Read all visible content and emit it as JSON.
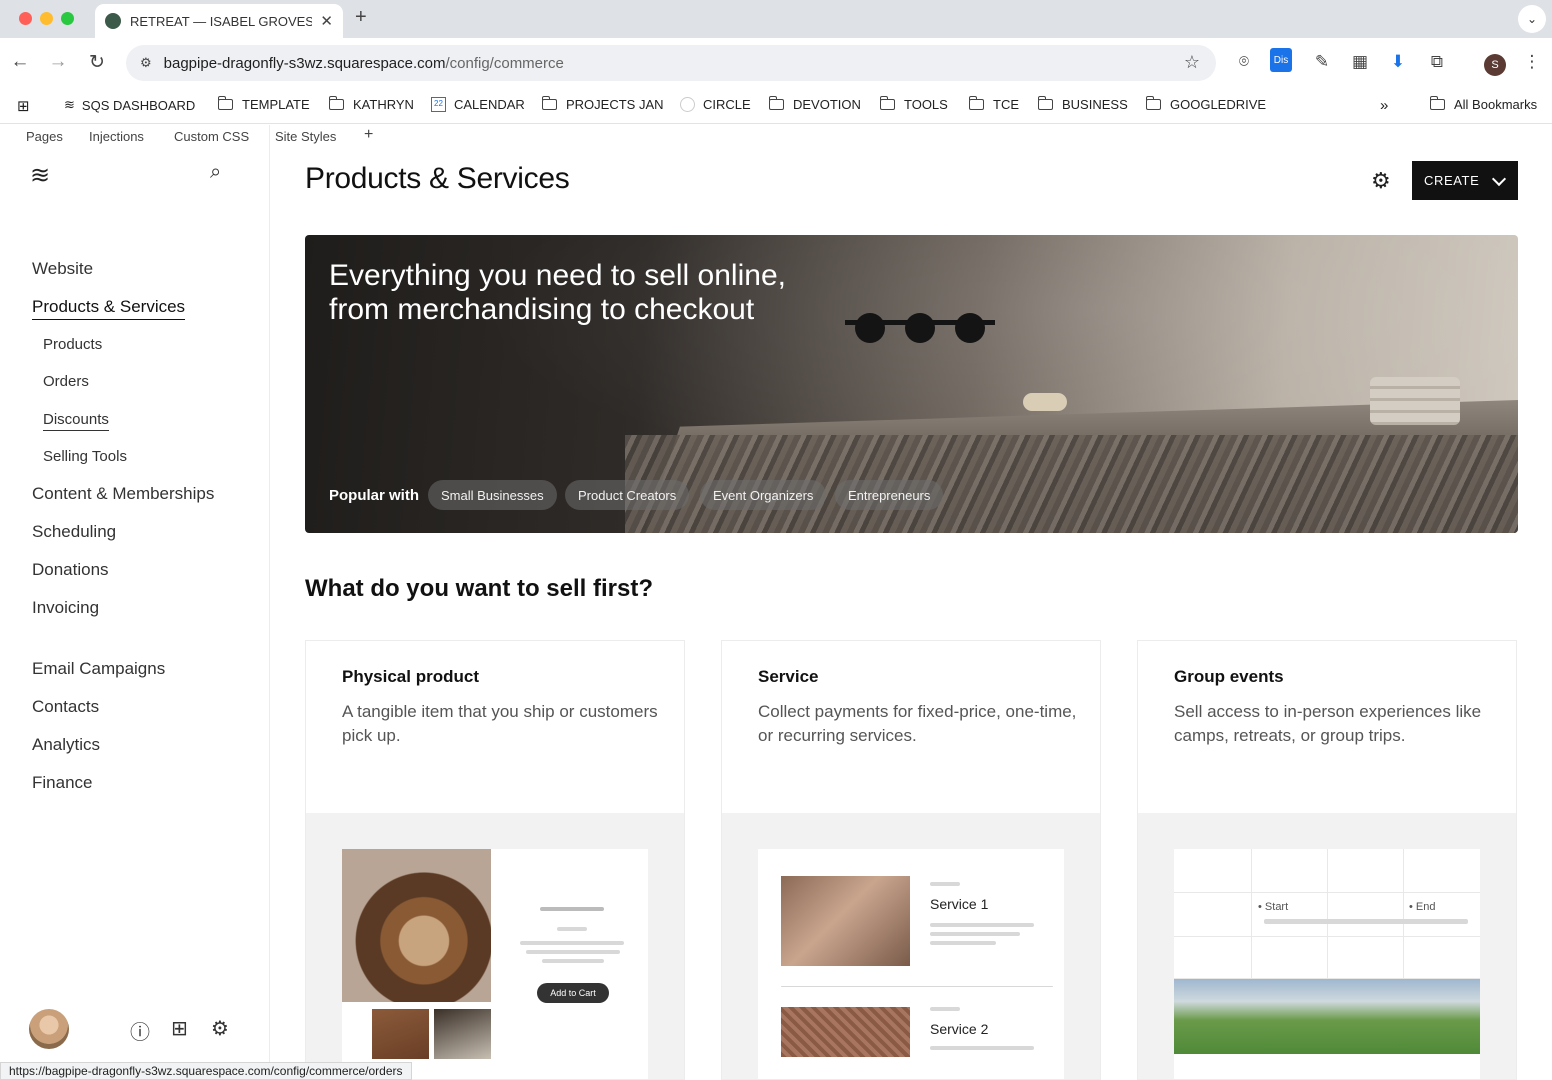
{
  "browser": {
    "tab_title": "RETREAT — ISABEL GROVES",
    "url_host": "bagpipe-dragonfly-s3wz.squarespace.com",
    "url_path": "/config/commerce",
    "profile_initial": "S",
    "ext_badge": "Dis",
    "bookmarks": [
      {
        "label": "SQS DASHBOARD",
        "icon": "squarespace-icon"
      },
      {
        "label": "TEMPLATE",
        "icon": "folder-icon"
      },
      {
        "label": "KATHRYN",
        "icon": "folder-icon"
      },
      {
        "label": "CALENDAR",
        "icon": "calendar-icon"
      },
      {
        "label": "PROJECTS JAN",
        "icon": "folder-icon"
      },
      {
        "label": "CIRCLE",
        "icon": "circle-icon"
      },
      {
        "label": "DEVOTION",
        "icon": "folder-icon"
      },
      {
        "label": "TOOLS",
        "icon": "folder-icon"
      },
      {
        "label": "TCE",
        "icon": "folder-icon"
      },
      {
        "label": "BUSINESS",
        "icon": "folder-icon"
      },
      {
        "label": "GOOGLEDRIVE",
        "icon": "folder-icon"
      }
    ],
    "all_bookmarks": "All Bookmarks",
    "status_url": "https://bagpipe-dragonfly-s3wz.squarespace.com/config/commerce/orders"
  },
  "topnav": [
    "Pages",
    "Injections",
    "Custom CSS",
    "Site Styles"
  ],
  "sidebar": {
    "items": [
      {
        "label": "Website"
      },
      {
        "label": "Products & Services",
        "active": true
      },
      {
        "label": "Products",
        "sub": true
      },
      {
        "label": "Orders",
        "sub": true
      },
      {
        "label": "Discounts",
        "sub": true
      },
      {
        "label": "Selling Tools",
        "sub": true
      },
      {
        "label": "Content & Memberships"
      },
      {
        "label": "Scheduling"
      },
      {
        "label": "Donations"
      },
      {
        "label": "Invoicing"
      },
      {
        "label": "Email Campaigns"
      },
      {
        "label": "Contacts"
      },
      {
        "label": "Analytics"
      },
      {
        "label": "Finance"
      }
    ]
  },
  "main": {
    "title": "Products & Services",
    "create_label": "CREATE",
    "hero": {
      "title": "Everything you need to sell online, from merchandising to checkout",
      "popular_label": "Popular with",
      "chips": [
        "Small Businesses",
        "Product Creators",
        "Event Organizers",
        "Entrepreneurs"
      ]
    },
    "question": "What do you want to sell first?",
    "cards": [
      {
        "title": "Physical product",
        "desc": "A tangible item that you ship or customers pick up.",
        "preview_button": "Add to Cart"
      },
      {
        "title": "Service",
        "desc": "Collect payments for fixed-price, one-time, or recurring services.",
        "preview_labels": [
          "Service 1",
          "Service 2"
        ]
      },
      {
        "title": "Group events",
        "desc": "Sell access to in-person experiences like camps, retreats, or group trips.",
        "preview_labels": [
          "Start",
          "End"
        ]
      }
    ]
  },
  "colors": {
    "accent": "#111111",
    "chrome": "#dee1e6",
    "omnibox": "#eef0f3"
  }
}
━━━━━━━━━━━━━━━━━━━━━━━━━━━━━━
** GOAL OF THE EXERCISE **
Show every line where the string "bagpipe" appears.

** RESULT FOR THIS EXERCISE **
    "url_host": "bagpipe-dragonfly-s3wz.squarespace.com",
    "status_url": "https://bagpipe-dragonfly-s3wz.squarespace.com/config/commerce/orders"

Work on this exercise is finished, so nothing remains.